» **Aim**
Reproduce word for word the part of the book review starting with "From the A Song" and going on through "Fire fantasy series.".

» **Text**
■ ■ ■ ■ ■ ■ ■

From the A Song of Ice and Fire series , Vol. 5

Is Ice and Fire drawing to a close? There’s plenty of wiggle room for more volumes in the series, but on the evidence, one...

The fifth installment in Martin’s (A Game of Thrones, 1996, etc.) Song of Ice and Fire fantasy series.

Fans of the author’s work will likely be satisfied with this volume ipso facto, for it’s vintage Martin: It’s a little cynical, plenty dark, with not many laughs and, truth be told, not much action. There’s the usual blend of exposition, sometimes seemingly endless, and the usual swords-and-sorcery dialogue: “The plunder from Astapor was much less than you were promised in Volantis, and I took the lion’s share of it.” “Two kings to wake the dragon. The father first and then the son, so both die kings.” “False friends, treacherous servants, men who had professed undying love, even her own blood…all of them had deserted her in her hour of need.” Martin has been likened to J.R.R. Tolkien, but Tolkien was never quite so ponderous, and certainly not so obsessed with bodily functions of various sorts: “The Grand Maester befouled himself in dying, and the stink was so abominable that I thought I might choke.” “When you bugger a man you expect a squeal or two.” Indeed. Apart from all that, this volume furthers Martin’s long tale of a vast world war of the kind that sweeps through Middle Earth in LOTR, though some of the characters seem to have lost their taste for it; the once-scary Tyrion Lannister mostly mopes around, alternately insomniacal and prurient, while out on The Wall the stalwart Jon Snow comes over all Hamlety, wondering what to do, soliciting input and then keeping his own counsel. A few hundred pages of this, and one longs in vain for piles of headless corpses and flesh singed with the fire of dragon breath—something, anything, to induce a squeal.

■ ■ ■ ■ ■ ■ ■

» **Supplied data**
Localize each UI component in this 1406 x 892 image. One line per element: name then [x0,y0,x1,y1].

■ ■ ■ ■ ■ ■ ■

» **Answer to this task**
From the A Song of Ice and Fire series , Vol. 5

Is Ice and Fire drawing to a close? There’s plenty of wiggle room for more volumes in the series, but on the evidence, one...

The fifth installment in Martin’s (A Game of Thrones, 1996, etc.) Song of Ice and Fire fantasy series.